:: RECORDS

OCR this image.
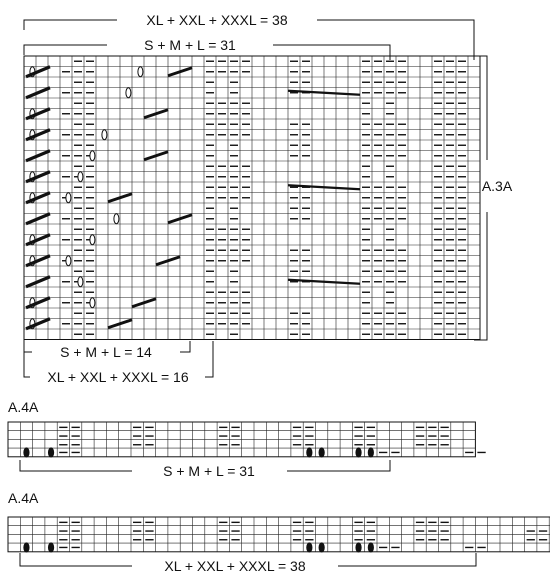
XL + XXL + XXXL = 38
S + M + L = 31
A.3A
S + M + L = 14
XL + XXL + XXXL = 16
A.4A
S + M + L = 31
A.4A
XL + XXL + XXXL = 38
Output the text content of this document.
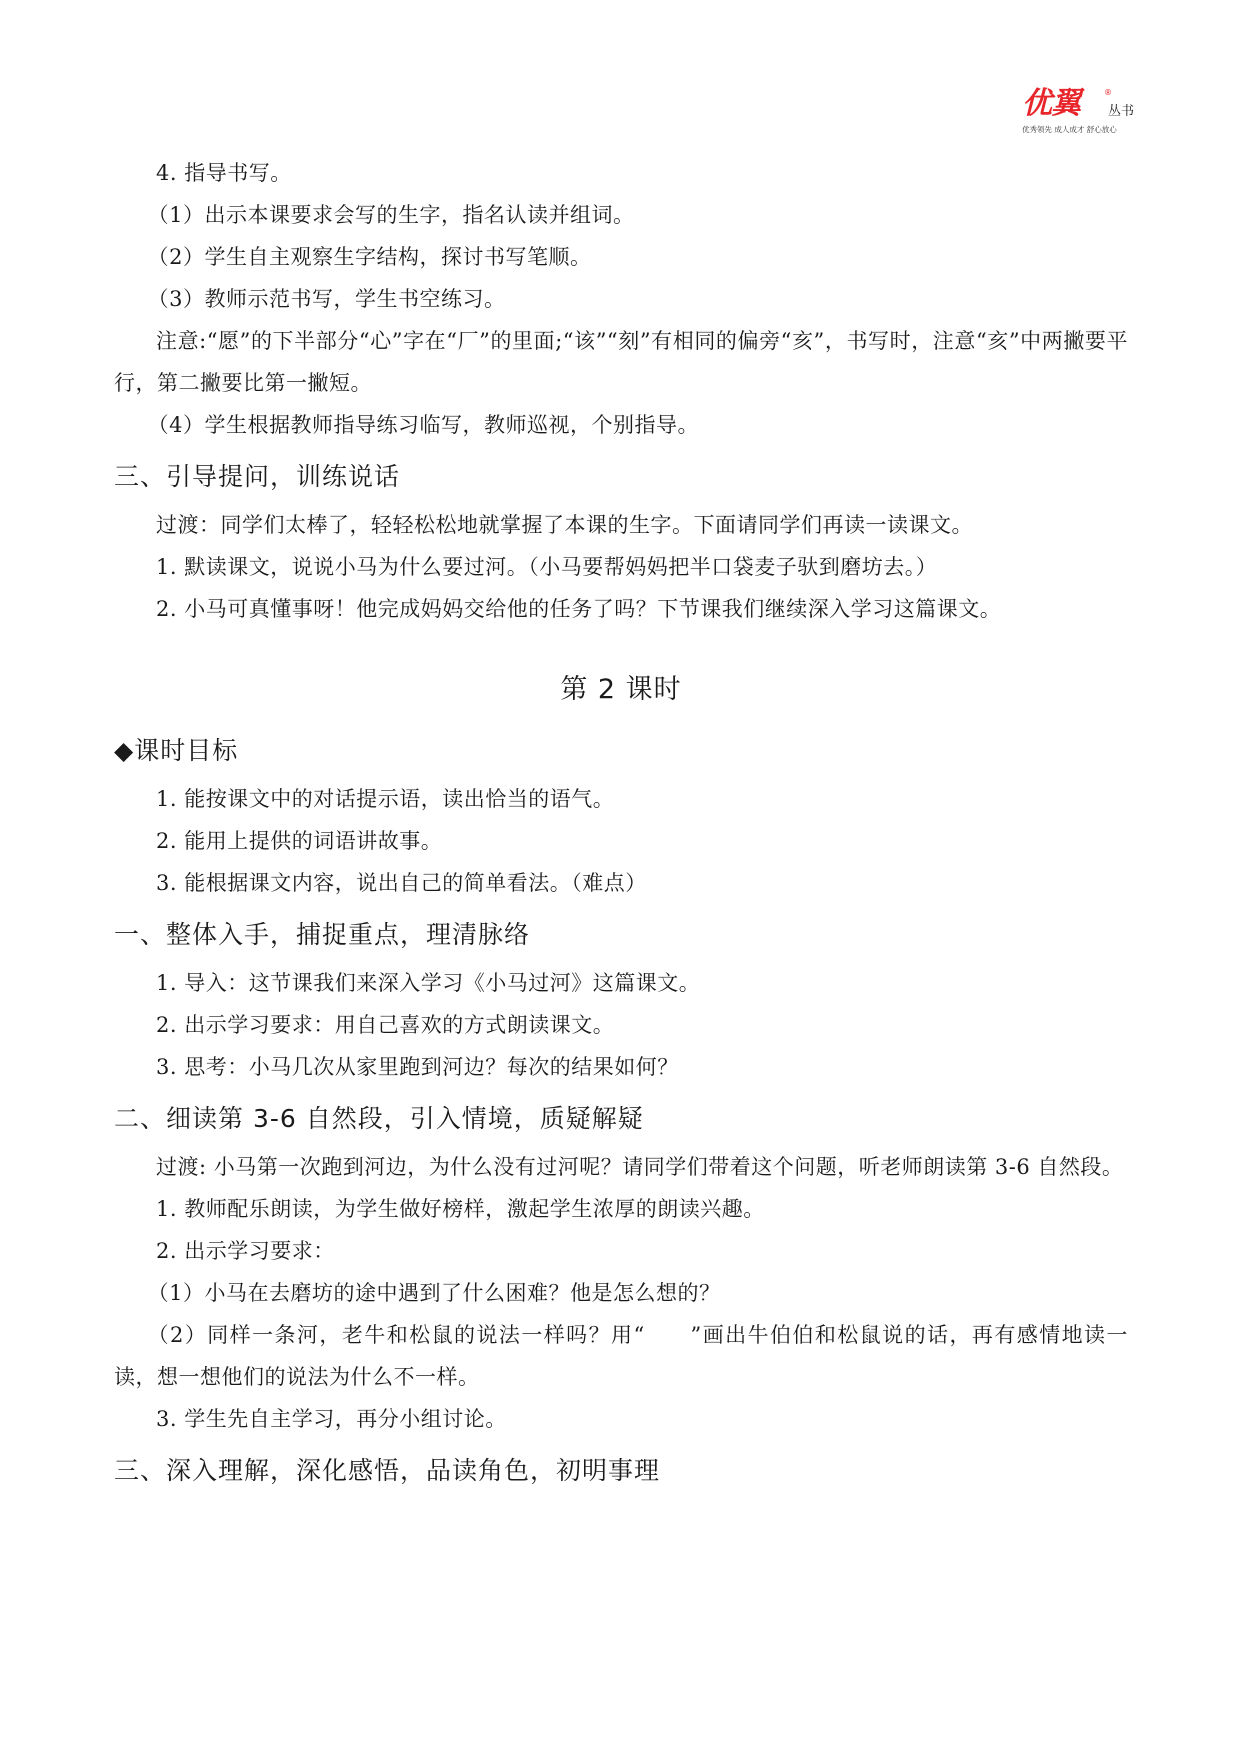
优翼	®
丛书
优秀领先 成人成才 舒心放心

4. 指导书写。

（1）出示本课要求会写的生字，指名认读并组词。

（2）学生自主观察生字结构，探讨书写笔顺。

（3）教师示范书写，学生书空练习。

注意:“愿”的下半部分“心”字在“厂”的里面;“该”“刻”有相同的偏旁“亥”，书写时，注意“亥”中两撇要平行，第二撇要比第一撇短。

（4）学生根据教师指导练习临写，教师巡视，个别指导。

三、引导提问，训练说话

过渡：同学们太棒了，轻轻松松地就掌握了本课的生字。下面请同学们再读一读课文。

1. 默读课文，说说小马为什么要过河。（小马要帮妈妈把半口袋麦子驮到磨坊去。）

2. 小马可真懂事呀！他完成妈妈交给他的任务了吗？下节课我们继续深入学习这篇课文。

第 2 课时
◆课时目标

1. 能按课文中的对话提示语，读出恰当的语气。

2. 能用上提供的词语讲故事。

3. 能根据课文内容，说出自己的简单看法。（难点）

一、整体入手，捕捉重点，理清脉络

1. 导入：这节课我们来深入学习《小马过河》这篇课文。

2. 出示学习要求：用自己喜欢的方式朗读课文。

3. 思考：小马几次从家里跑到河边？每次的结果如何？

二、细读第 3-6 自然段，引入情境，质疑解疑

过渡: 小马第一次跑到河边，为什么没有过河呢？请同学们带着这个问题，听老师朗读第 3-6 自然段。

1. 教师配乐朗读，为学生做好榜样，激起学生浓厚的朗读兴趣。

2. 出示学习要求：

（1）小马在去磨坊的途中遇到了什么困难？他是怎么想的？

（2）同样一条河，老牛和松鼠的说法一样吗？用“　　”画出牛伯伯和松鼠说的话，再有感情地读一读，想一想他们的说法为什么不一样。

3. 学生先自主学习，再分小组讨论。

三、深入理解，深化感悟，品读角色，初明事理
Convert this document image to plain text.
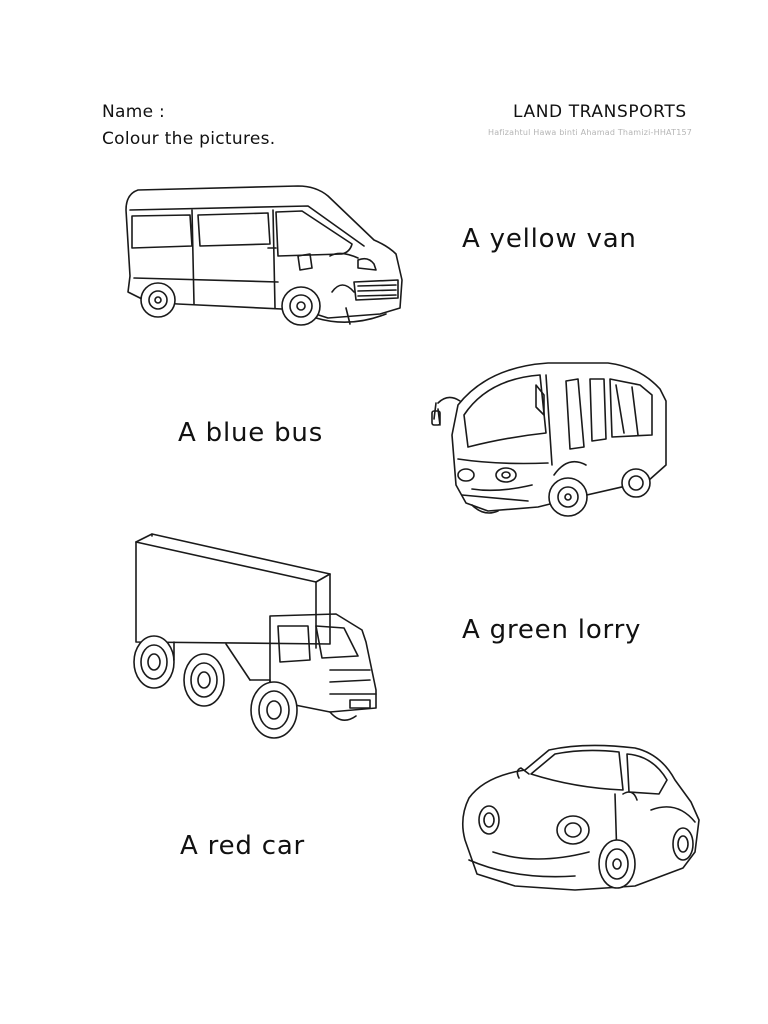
Name :
Colour the pictures.
LAND TRANSPORTS
Hafizahtul Hawa binti Ahamad Thamizi-HHAT157
A yellow van
A blue bus
A green lorry
A red car
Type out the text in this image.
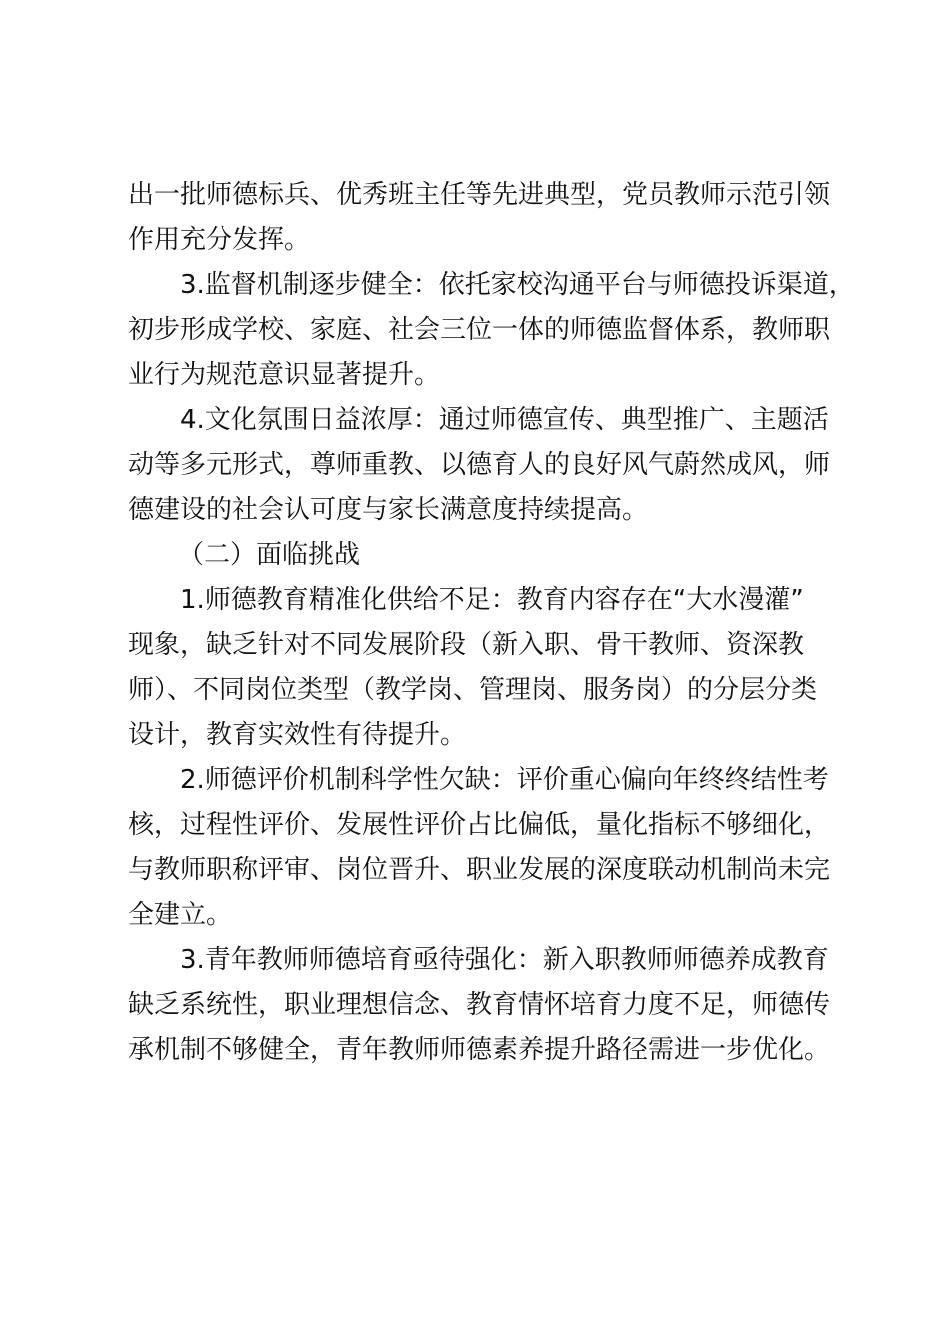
出一批师德标兵、优秀班主任等先进典型，党员教师示范引领
作用充分发挥。
3.监督机制逐步健全：依托家校沟通平台与师德投诉渠道，
初步形成学校、家庭、社会三位一体的师德监督体系，教师职
业行为规范意识显著提升。
4.文化氛围日益浓厚：通过师德宣传、典型推广、主题活
动等多元形式，尊师重教、以德育人的良好风气蔚然成风，师
德建设的社会认可度与家长满意度持续提高。
（二）面临挑战
1.师德教育精准化供给不足：教育内容存在“大水漫灌”
现象，缺乏针对不同发展阶段（新入职、骨干教师、资深教
师）、不同岗位类型（教学岗、管理岗、服务岗）的分层分类
设计，教育实效性有待提升。
2.师德评价机制科学性欠缺：评价重心偏向年终终结性考
核，过程性评价、发展性评价占比偏低，量化指标不够细化，
与教师职称评审、岗位晋升、职业发展的深度联动机制尚未完
全建立。
3.青年教师师德培育亟待强化：新入职教师师德养成教育
缺乏系统性，职业理想信念、教育情怀培育力度不足，师德传
承机制不够健全，青年教师师德素养提升路径需进一步优化。
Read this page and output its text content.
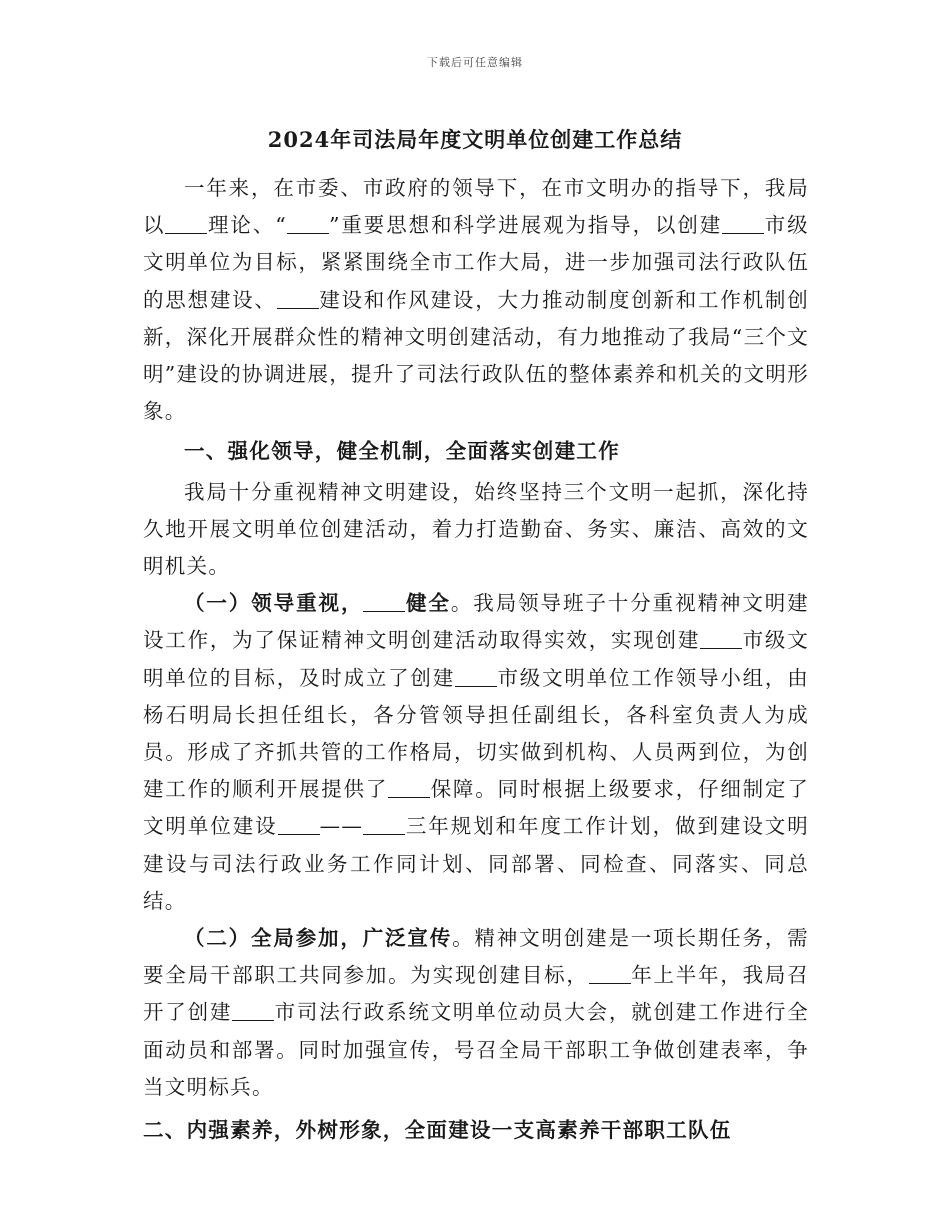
下载后可任意编辑
2024年司法局年度文明单位创建工作总结

一年来，在市委、市政府的领导下，在市文明办的指导下，我局以 理论、“ ”重要思想和科学进展观为指导，以创建 市级文明单位为目标，紧紧围绕全市工作大局，进一步加强司法行政队伍的思想建设、 建设和作风建设，大力推动制度创新和工作机制创新，深化开展群众性的精神文明创建活动，有力地推动了我局“三个文明”建设的协调进展，提升了司法行政队伍的整体素养和机关的文明形象。

一、强化领导，健全机制，全面落实创建工作

我局十分重视精神文明建设，始终坚持三个文明一起抓，深化持久地开展文明单位创建活动，着力打造勤奋、务实、廉洁、高效的文明机关。

（一）领导重视， 健全。我局领导班子十分重视精神文明建设工作，为了保证精神文明创建活动取得实效，实现创建 市级文明单位的目标，及时成立了创建 市级文明单位工作领导小组，由杨石明局长担任组长，各分管领导担任副组长，各科室负责人为成员。形成了齐抓共管的工作格局，切实做到机构、人员两到位，为创建工作的顺利开展提供了 保障。同时根据上级要求，仔细制定了文明单位建设 —— 三年规划和年度工作计划，做到建设文明建设与司法行政业务工作同计划、同部署、同检查、同落实、同总结。

（二）全局参加，广泛宣传。精神文明创建是一项长期任务，需要全局干部职工共同参加。为实现创建目标， 年上半年，我局召开了创建 市司法行政系统文明单位动员大会，就创建工作进行全面动员和部署。同时加强宣传，号召全局干部职工争做创建表率，争当文明标兵。

二、内强素养，外树形象，全面建设一支高素养干部职工队伍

::::

> **WORK TO COMPLETE**: Leave out every picture, and copy exactly the lines from the line that contains "Type out the text in this image." through the end of the material.

> **SOLUTION TO THIS PROBLEM**:
Type out the text in this image.
出一批师德标兵、优秀班主任等先进典型，党员教师示范引领
作用充分发挥。
3.监督机制逐步健全：依托家校沟通平台与师德投诉渠道，
初步形成学校、家庭、社会三位一体的师德监督体系，教师职
业行为规范意识显著提升。
4.文化氛围日益浓厚：通过师德宣传、典型推广、主题活
动等多元形式，尊师重教、以德育人的良好风气蔚然成风，师
德建设的社会认可度与家长满意度持续提高。
（二）面临挑战
1.师德教育精准化供给不足：教育内容存在“大水漫灌”
现象，缺乏针对不同发展阶段（新入职、骨干教师、资深教
师）、不同岗位类型（教学岗、管理岗、服务岗）的分层分类
设计，教育实效性有待提升。
2.师德评价机制科学性欠缺：评价重心偏向年终终结性考
核，过程性评价、发展性评价占比偏低，量化指标不够细化，
与教师职称评审、岗位晋升、职业发展的深度联动机制尚未完
全建立。
3.青年教师师德培育亟待强化：新入职教师师德养成教育
缺乏系统性，职业理想信念、教育情怀培育力度不足，师德传
承机制不够健全，青年教师师德素养提升路径需进一步优化。
Read this page and output its text content.
下载后可任意编辑
2024年司法局年度文明单位创建工作总结

一年来，在市委、市政府的领导下，在市文明办的指导下，我局以 理论、“ ”重要思想和科学进展观为指导，以创建 市级文明单位为目标，紧紧围绕全市工作大局，进一步加强司法行政队伍的思想建设、 建设和作风建设，大力推动制度创新和工作机制创新，深化开展群众性的精神文明创建活动，有力地推动了我局“三个文明”建设的协调进展，提升了司法行政队伍的整体素养和机关的文明形象。

一、强化领导，健全机制，全面落实创建工作

我局十分重视精神文明建设，始终坚持三个文明一起抓，深化持久地开展文明单位创建活动，着力打造勤奋、务实、廉洁、高效的文明机关。

（一）领导重视， 健全。我局领导班子十分重视精神文明建设工作，为了保证精神文明创建活动取得实效，实现创建 市级文明单位的目标，及时成立了创建 市级文明单位工作领导小组，由杨石明局长担任组长，各分管领导担任副组长，各科室负责人为成员。形成了齐抓共管的工作格局，切实做到机构、人员两到位，为创建工作的顺利开展提供了 保障。同时根据上级要求，仔细制定了文明单位建设 —— 三年规划和年度工作计划，做到建设文明建设与司法行政业务工作同计划、同部署、同检查、同落实、同总结。

（二）全局参加，广泛宣传。精神文明创建是一项长期任务，需要全局干部职工共同参加。为实现创建目标， 年上半年，我局召开了创建 市司法行政系统文明单位动员大会，就创建工作进行全面动员和部署。同时加强宣传，号召全局干部职工争做创建表率，争当文明标兵。

二、内强素养，外树形象，全面建设一支高素养干部职工队伍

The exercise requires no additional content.